* **Task brief**:
Transcribe the full listing exactly, and drop every picture.

-----

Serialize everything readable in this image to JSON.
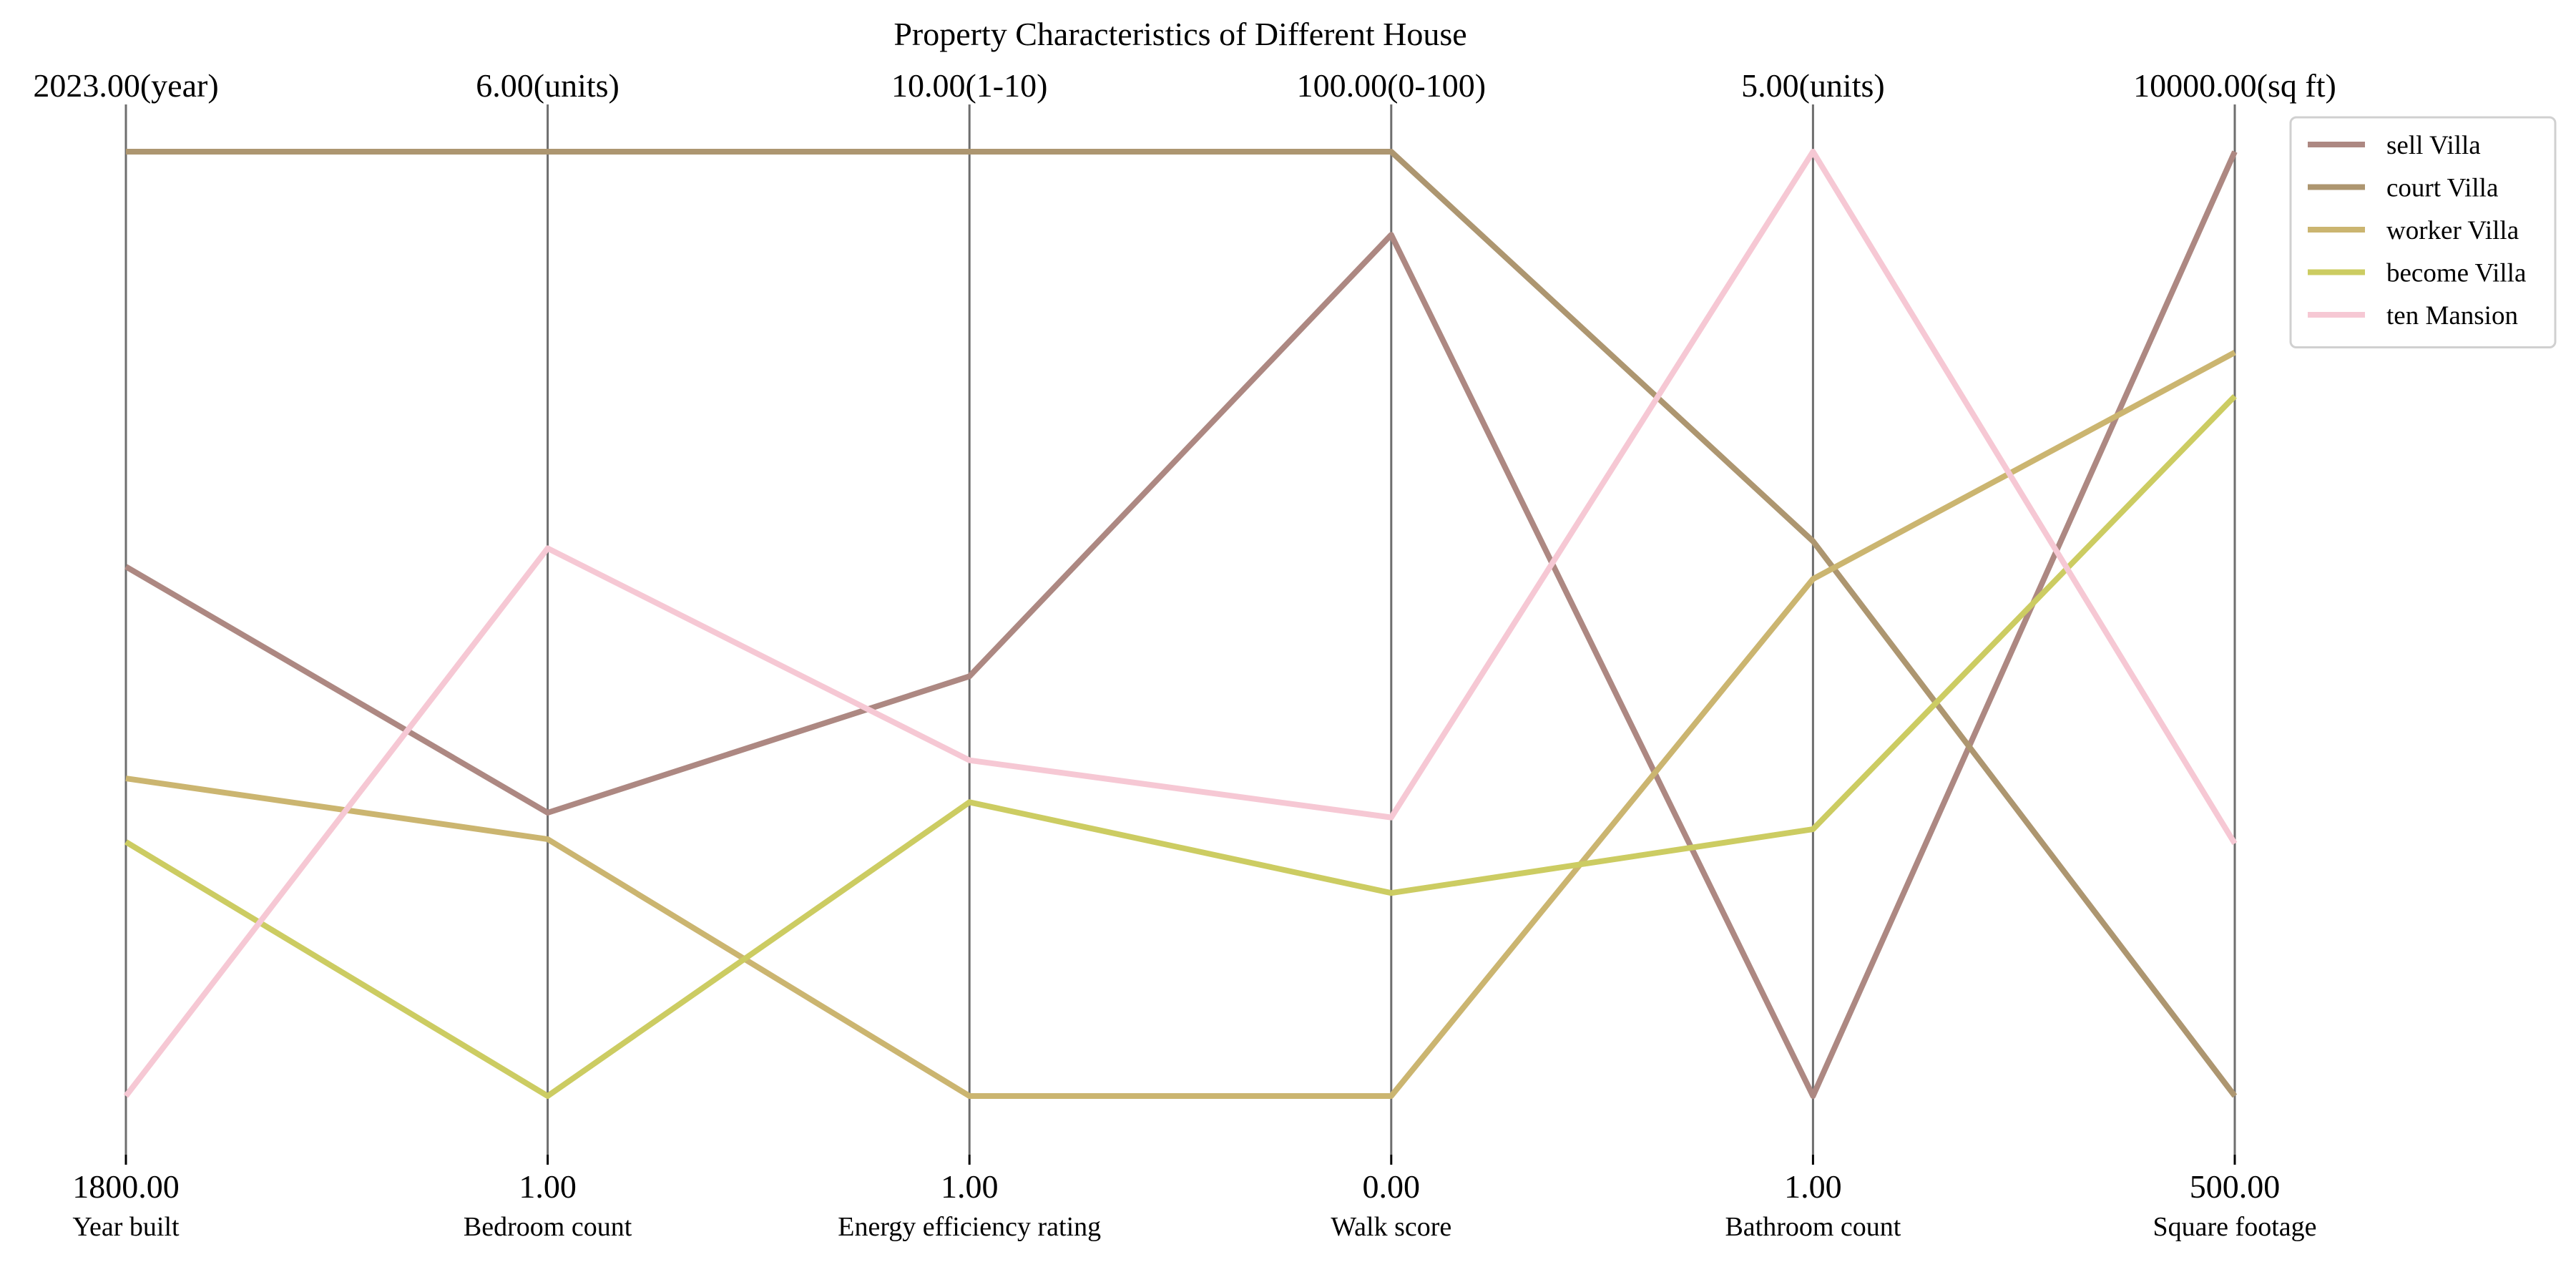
{
  "chart_data": {
    "type": "parallel-coordinates",
    "title": "Property Characteristics of Different House",
    "axes": [
      {
        "name": "Year built",
        "min": 1800,
        "max": 2023,
        "min_label": "1800.00",
        "max_label": "2023.00(year)"
      },
      {
        "name": "Bedroom count",
        "min": 1,
        "max": 6,
        "min_label": "1.00",
        "max_label": "6.00(units)"
      },
      {
        "name": "Energy efficiency rating",
        "min": 1,
        "max": 10,
        "min_label": "1.00",
        "max_label": "10.00(1-10)"
      },
      {
        "name": "Walk score",
        "min": 0,
        "max": 100,
        "min_label": "0.00",
        "max_label": "100.00(0-100)"
      },
      {
        "name": "Bathroom count",
        "min": 1,
        "max": 5,
        "min_label": "1.00",
        "max_label": "5.00(units)"
      },
      {
        "name": "Square footage",
        "min": 500,
        "max": 10000,
        "min_label": "500.00",
        "max_label": "10000.00(sq ft)"
      }
    ],
    "series": [
      {
        "name": "sell Villa",
        "color": "#ad8882",
        "values": [
          1925,
          2.5,
          5.0,
          91.2,
          1.0,
          10000
        ]
      },
      {
        "name": "court Villa",
        "color": "#ad9670",
        "values": [
          2023,
          6.0,
          10.0,
          100.0,
          3.35,
          500
        ]
      },
      {
        "name": "worker Villa",
        "color": "#cbb570",
        "values": [
          1875,
          2.36,
          1.0,
          0.0,
          3.19,
          7980
        ]
      },
      {
        "name": "become Villa",
        "color": "#cccc62",
        "values": [
          1860,
          1.0,
          3.8,
          21.5,
          2.13,
          7540
        ]
      },
      {
        "name": "ten Mansion",
        "color": "#f6c8d4",
        "values": [
          1800,
          3.9,
          4.2,
          29.5,
          5.0,
          3040
        ]
      }
    ],
    "legend": "top-right",
    "grid": false
  }
}
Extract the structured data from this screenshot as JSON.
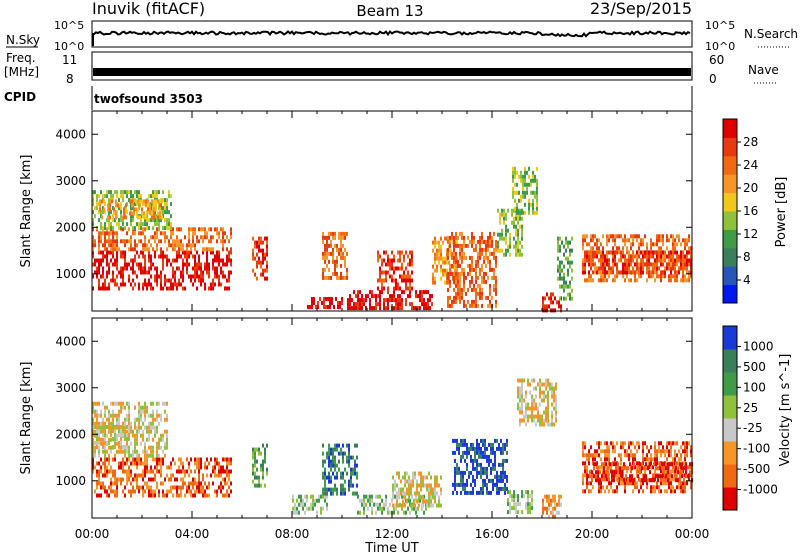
{
  "header": {
    "title_left": "Inuvik (fitACF)",
    "title_center": "Beam 13",
    "title_right": "23/Sep/2015"
  },
  "top_panels": {
    "nsky": {
      "label": "N.Sky",
      "right_label": "N.Search",
      "ticks": [
        "10^5",
        "10^0"
      ]
    },
    "freq": {
      "label_line1": "Freq.",
      "label_line2": "[MHz]",
      "right_label": "Nave",
      "left_ticks": [
        "11",
        "8"
      ],
      "right_ticks": [
        "60",
        "0"
      ]
    },
    "cpid": {
      "label": "CPID",
      "value": "twofsound 3503"
    }
  },
  "chart_data": [
    {
      "type": "heatmap",
      "name": "power",
      "ylabel": "Slant Range [km]",
      "y_ticks": [
        "4000",
        "3000",
        "2000",
        "1000"
      ],
      "ylim": [
        200,
        4500
      ],
      "xlim": [
        0,
        24
      ],
      "colorbar": {
        "label": "Power [dB]",
        "tick_labels": [
          "28",
          "24",
          "20",
          "16",
          "12",
          "8",
          "4"
        ],
        "colors": [
          "#0018f0",
          "#2a55b8",
          "#3a7f5c",
          "#3e9c48",
          "#8fc13a",
          "#f0c81c",
          "#f6962a",
          "#f06a14",
          "#e83a10",
          "#e00000"
        ]
      },
      "regions": [
        [
          0.0,
          5.6,
          650,
          1500,
          9
        ],
        [
          0.0,
          5.6,
          1500,
          2000,
          7
        ],
        [
          0.0,
          3.2,
          2000,
          2800,
          4
        ],
        [
          0.2,
          2.8,
          2200,
          2600,
          6
        ],
        [
          6.4,
          7.0,
          900,
          1800,
          8
        ],
        [
          8.6,
          10.0,
          250,
          500,
          9
        ],
        [
          9.2,
          10.2,
          900,
          1900,
          7
        ],
        [
          10.2,
          13.6,
          250,
          650,
          9
        ],
        [
          11.4,
          12.8,
          650,
          1500,
          8
        ],
        [
          13.6,
          14.6,
          800,
          1800,
          6
        ],
        [
          14.2,
          16.2,
          300,
          1900,
          7
        ],
        [
          16.2,
          17.2,
          1400,
          2400,
          4
        ],
        [
          16.8,
          17.8,
          2300,
          3300,
          4
        ],
        [
          18.0,
          18.8,
          250,
          600,
          9
        ],
        [
          18.6,
          19.2,
          500,
          1800,
          3
        ],
        [
          19.6,
          24.0,
          900,
          1850,
          7
        ],
        [
          19.6,
          24.0,
          1000,
          1500,
          8
        ]
      ]
    },
    {
      "type": "heatmap",
      "name": "velocity",
      "ylabel": "Slant Range [km]",
      "y_ticks": [
        "4000",
        "3000",
        "2000",
        "1000"
      ],
      "ylim": [
        200,
        4500
      ],
      "xlim": [
        0,
        24
      ],
      "xlabel": "Time UT",
      "x_ticks": [
        "00:00",
        "04:00",
        "08:00",
        "12:00",
        "16:00",
        "20:00",
        "00:00"
      ],
      "colorbar": {
        "label": "Velocity [m s^-1]",
        "tick_labels": [
          "1000",
          "500",
          "100",
          "25",
          "-25",
          "-100",
          "-500",
          "-1000"
        ],
        "colors": [
          "#e00000",
          "#f06a14",
          "#f6962a",
          "#c8c8c8",
          "#8fc13a",
          "#3e9c48",
          "#3a7f5c",
          "#1a3ad8"
        ]
      },
      "regions": [
        [
          0.0,
          5.6,
          700,
          1500,
          1
        ],
        [
          0.0,
          3.0,
          1500,
          2700,
          3
        ],
        [
          0.0,
          1.5,
          1700,
          2200,
          3
        ],
        [
          6.4,
          7.0,
          900,
          1800,
          5
        ],
        [
          8.0,
          9.4,
          300,
          700,
          4
        ],
        [
          9.2,
          10.6,
          700,
          1800,
          6
        ],
        [
          10.6,
          13.4,
          300,
          700,
          4
        ],
        [
          12.0,
          14.0,
          500,
          1200,
          3
        ],
        [
          14.4,
          16.6,
          700,
          1900,
          7
        ],
        [
          16.6,
          17.6,
          300,
          800,
          4
        ],
        [
          17.0,
          18.6,
          2200,
          3200,
          3
        ],
        [
          18.0,
          18.8,
          250,
          700,
          2
        ],
        [
          19.6,
          24.0,
          800,
          1850,
          1
        ],
        [
          19.8,
          24.0,
          1000,
          1400,
          0
        ]
      ]
    }
  ],
  "colors": {
    "frame": "#000000",
    "background": "#ffffff"
  }
}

-----

* **Answer to this exercise**:
Serialize everything readable in this image to JSON.
{
  "chart_data": {
    "type": "parallel-coordinates",
    "title": "Property Characteristics of Different House",
    "axes": [
      {
        "name": "Year built",
        "min": 1800,
        "max": 2023,
        "min_label": "1800.00",
        "max_label": "2023.00(year)"
      },
      {
        "name": "Bedroom count",
        "min": 1,
        "max": 6,
        "min_label": "1.00",
        "max_label": "6.00(units)"
      },
      {
        "name": "Energy efficiency rating",
        "min": 1,
        "max": 10,
        "min_label": "1.00",
        "max_label": "10.00(1-10)"
      },
      {
        "name": "Walk score",
        "min": 0,
        "max": 100,
        "min_label": "0.00",
        "max_label": "100.00(0-100)"
      },
      {
        "name": "Bathroom count",
        "min": 1,
        "max": 5,
        "min_label": "1.00",
        "max_label": "5.00(units)"
      },
      {
        "name": "Square footage",
        "min": 500,
        "max": 10000,
        "min_label": "500.00",
        "max_label": "10000.00(sq ft)"
      }
    ],
    "series": [
      {
        "name": "sell Villa",
        "color": "#ad8882",
        "values": [
          1925,
          2.5,
          5.0,
          91.2,
          1.0,
          10000
        ]
      },
      {
        "name": "court Villa",
        "color": "#ad9670",
        "values": [
          2023,
          6.0,
          10.0,
          100.0,
          3.35,
          500
        ]
      },
      {
        "name": "worker Villa",
        "color": "#cbb570",
        "values": [
          1875,
          2.36,
          1.0,
          0.0,
          3.19,
          7980
        ]
      },
      {
        "name": "become Villa",
        "color": "#cccc62",
        "values": [
          1860,
          1.0,
          3.8,
          21.5,
          2.13,
          7540
        ]
      },
      {
        "name": "ten Mansion",
        "color": "#f6c8d4",
        "values": [
          1800,
          3.9,
          4.2,
          29.5,
          5.0,
          3040
        ]
      }
    ],
    "legend": "top-right",
    "grid": false
  }
}
Extract the structured data from this screenshot as JSON.
{
  "header": {
    "title_left": "Inuvik (fitACF)",
    "title_center": "Beam 13",
    "title_right": "23/Sep/2015"
  },
  "top_panels": {
    "nsky": {
      "label": "N.Sky",
      "right_label": "N.Search",
      "ticks": [
        "10^5",
        "10^0"
      ]
    },
    "freq": {
      "label_line1": "Freq.",
      "label_line2": "[MHz]",
      "right_label": "Nave",
      "left_ticks": [
        "11",
        "8"
      ],
      "right_ticks": [
        "60",
        "0"
      ]
    },
    "cpid": {
      "label": "CPID",
      "value": "twofsound 3503"
    }
  },
  "chart_data": [
    {
      "type": "heatmap",
      "name": "power",
      "ylabel": "Slant Range [km]",
      "y_ticks": [
        "4000",
        "3000",
        "2000",
        "1000"
      ],
      "ylim": [
        200,
        4500
      ],
      "xlim": [
        0,
        24
      ],
      "colorbar": {
        "label": "Power [dB]",
        "tick_labels": [
          "28",
          "24",
          "20",
          "16",
          "12",
          "8",
          "4"
        ],
        "colors": [
          "#0018f0",
          "#2a55b8",
          "#3a7f5c",
          "#3e9c48",
          "#8fc13a",
          "#f0c81c",
          "#f6962a",
          "#f06a14",
          "#e83a10",
          "#e00000"
        ]
      },
      "regions": [
        [
          0.0,
          5.6,
          650,
          1500,
          9
        ],
        [
          0.0,
          5.6,
          1500,
          2000,
          7
        ],
        [
          0.0,
          3.2,
          2000,
          2800,
          4
        ],
        [
          0.2,
          2.8,
          2200,
          2600,
          6
        ],
        [
          6.4,
          7.0,
          900,
          1800,
          8
        ],
        [
          8.6,
          10.0,
          250,
          500,
          9
        ],
        [
          9.2,
          10.2,
          900,
          1900,
          7
        ],
        [
          10.2,
          13.6,
          250,
          650,
          9
        ],
        [
          11.4,
          12.8,
          650,
          1500,
          8
        ],
        [
          13.6,
          14.6,
          800,
          1800,
          6
        ],
        [
          14.2,
          16.2,
          300,
          1900,
          7
        ],
        [
          16.2,
          17.2,
          1400,
          2400,
          4
        ],
        [
          16.8,
          17.8,
          2300,
          3300,
          4
        ],
        [
          18.0,
          18.8,
          250,
          600,
          9
        ],
        [
          18.6,
          19.2,
          500,
          1800,
          3
        ],
        [
          19.6,
          24.0,
          900,
          1850,
          7
        ],
        [
          19.6,
          24.0,
          1000,
          1500,
          8
        ]
      ]
    },
    {
      "type": "heatmap",
      "name": "velocity",
      "ylabel": "Slant Range [km]",
      "y_ticks": [
        "4000",
        "3000",
        "2000",
        "1000"
      ],
      "ylim": [
        200,
        4500
      ],
      "xlim": [
        0,
        24
      ],
      "xlabel": "Time UT",
      "x_ticks": [
        "00:00",
        "04:00",
        "08:00",
        "12:00",
        "16:00",
        "20:00",
        "00:00"
      ],
      "colorbar": {
        "label": "Velocity [m s^-1]",
        "tick_labels": [
          "1000",
          "500",
          "100",
          "25",
          "-25",
          "-100",
          "-500",
          "-1000"
        ],
        "colors": [
          "#e00000",
          "#f06a14",
          "#f6962a",
          "#c8c8c8",
          "#8fc13a",
          "#3e9c48",
          "#3a7f5c",
          "#1a3ad8"
        ]
      },
      "regions": [
        [
          0.0,
          5.6,
          700,
          1500,
          1
        ],
        [
          0.0,
          3.0,
          1500,
          2700,
          3
        ],
        [
          0.0,
          1.5,
          1700,
          2200,
          3
        ],
        [
          6.4,
          7.0,
          900,
          1800,
          5
        ],
        [
          8.0,
          9.4,
          300,
          700,
          4
        ],
        [
          9.2,
          10.6,
          700,
          1800,
          6
        ],
        [
          10.6,
          13.4,
          300,
          700,
          4
        ],
        [
          12.0,
          14.0,
          500,
          1200,
          3
        ],
        [
          14.4,
          16.6,
          700,
          1900,
          7
        ],
        [
          16.6,
          17.6,
          300,
          800,
          4
        ],
        [
          17.0,
          18.6,
          2200,
          3200,
          3
        ],
        [
          18.0,
          18.8,
          250,
          700,
          2
        ],
        [
          19.6,
          24.0,
          800,
          1850,
          1
        ],
        [
          19.8,
          24.0,
          1000,
          1400,
          0
        ]
      ]
    }
  ],
  "colors": {
    "frame": "#000000",
    "background": "#ffffff"
  }
}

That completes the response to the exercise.